**** ENTRIES SUPPLIED

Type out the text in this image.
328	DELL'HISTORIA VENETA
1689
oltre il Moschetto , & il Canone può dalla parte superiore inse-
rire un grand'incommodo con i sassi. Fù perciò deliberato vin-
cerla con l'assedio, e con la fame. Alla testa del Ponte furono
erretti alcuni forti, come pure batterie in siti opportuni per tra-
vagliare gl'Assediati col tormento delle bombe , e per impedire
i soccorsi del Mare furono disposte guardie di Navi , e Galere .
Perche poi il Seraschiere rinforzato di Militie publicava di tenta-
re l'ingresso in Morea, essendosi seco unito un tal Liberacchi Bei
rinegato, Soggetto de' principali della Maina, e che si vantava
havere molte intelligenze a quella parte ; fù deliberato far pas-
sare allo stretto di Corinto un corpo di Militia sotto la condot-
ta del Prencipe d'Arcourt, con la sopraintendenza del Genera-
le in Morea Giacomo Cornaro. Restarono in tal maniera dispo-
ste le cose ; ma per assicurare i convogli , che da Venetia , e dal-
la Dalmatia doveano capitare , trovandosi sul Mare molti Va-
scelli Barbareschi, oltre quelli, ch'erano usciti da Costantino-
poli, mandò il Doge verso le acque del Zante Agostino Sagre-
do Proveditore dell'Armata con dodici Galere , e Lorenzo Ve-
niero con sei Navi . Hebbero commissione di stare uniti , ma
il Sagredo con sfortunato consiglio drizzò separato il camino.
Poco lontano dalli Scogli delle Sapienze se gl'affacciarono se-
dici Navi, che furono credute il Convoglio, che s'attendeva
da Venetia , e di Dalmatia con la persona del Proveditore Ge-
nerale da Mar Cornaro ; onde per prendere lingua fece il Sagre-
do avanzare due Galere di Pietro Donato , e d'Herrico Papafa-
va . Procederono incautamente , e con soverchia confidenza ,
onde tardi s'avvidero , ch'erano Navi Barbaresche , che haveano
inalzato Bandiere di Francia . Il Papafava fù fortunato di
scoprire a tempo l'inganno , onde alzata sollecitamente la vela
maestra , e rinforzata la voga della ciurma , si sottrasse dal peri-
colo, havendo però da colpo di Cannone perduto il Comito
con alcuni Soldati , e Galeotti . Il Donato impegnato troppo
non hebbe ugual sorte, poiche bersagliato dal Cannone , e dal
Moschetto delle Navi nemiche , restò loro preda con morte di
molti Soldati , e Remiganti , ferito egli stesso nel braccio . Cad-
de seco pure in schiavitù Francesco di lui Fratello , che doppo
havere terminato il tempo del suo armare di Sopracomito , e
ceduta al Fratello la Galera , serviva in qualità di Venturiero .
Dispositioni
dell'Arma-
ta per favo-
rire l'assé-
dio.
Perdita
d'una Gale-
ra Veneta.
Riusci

********

Please reproduce each record precisely as written.

COMPLETE OUTPUT.
Type out the text in this image.
328	DELL'HISTORIA VENETA
1689
oltre il Moschetto , & il Canone può dalla parte superiore inse-
rire un grand'incommodo con i sassi. Fù perciò deliberato vin-
cerla con l'assedio, e con la fame. Alla testa del Ponte furono
erretti alcuni forti, come pure batterie in siti opportuni per tra-
vagliare gl'Assediati col tormento delle bombe , e per impedire
i soccorsi del Mare furono disposte guardie di Navi , e Galere .
Perche poi il Seraschiere rinforzato di Militie publicava di tenta-
re l'ingresso in Morea, essendosi seco unito un tal Liberacchi Bei
rinegato, Soggetto de' principali della Maina, e che si vantava
havere molte intelligenze a quella parte ; fù deliberato far pas-
sare allo stretto di Corinto un corpo di Militia sotto la condot-
ta del Prencipe d'Arcourt, con la sopraintendenza del Genera-
le in Morea Giacomo Cornaro. Restarono in tal maniera dispo-
ste le cose ; ma per assicurare i convogli , che da Venetia , e dal-
la Dalmatia doveano capitare , trovandosi sul Mare molti Va-
scelli Barbareschi, oltre quelli, ch'erano usciti da Costantino-
poli, mandò il Doge verso le acque del Zante Agostino Sagre-
do Proveditore dell'Armata con dodici Galere , e Lorenzo Ve-
niero con sei Navi . Hebbero commissione di stare uniti , ma
il Sagredo con sfortunato consiglio drizzò separato il camino.
Poco lontano dalli Scogli delle Sapienze se gl'affacciarono se-
dici Navi, che furono credute il Convoglio, che s'attendeva
da Venetia , e di Dalmatia con la persona del Proveditore Ge-
nerale da Mar Cornaro ; onde per prendere lingua fece il Sagre-
do avanzare due Galere di Pietro Donato , e d'Herrico Papafa-
va . Procederono incautamente , e con soverchia confidenza ,
onde tardi s'avvidero , ch'erano Navi Barbaresche , che haveano
inalzato Bandiere di Francia . Il Papafava fù fortunato di
scoprire a tempo l'inganno , onde alzata sollecitamente la vela
maestra , e rinforzata la voga della ciurma , si sottrasse dal peri-
colo, havendo però da colpo di Cannone perduto il Comito
con alcuni Soldati , e Galeotti . Il Donato impegnato troppo
non hebbe ugual sorte, poiche bersagliato dal Cannone , e dal
Moschetto delle Navi nemiche , restò loro preda con morte di
molti Soldati , e Remiganti , ferito egli stesso nel braccio . Cad-
de seco pure in schiavitù Francesco di lui Fratello , che doppo
havere terminato il tempo del suo armare di Sopracomito , e
ceduta al Fratello la Galera , serviva in qualità di Venturiero .
Dispositioni
dell'Arma-
ta per favo-
rire l'assé-
dio.
Perdita
d'una Gale-
ra Veneta.
Riusci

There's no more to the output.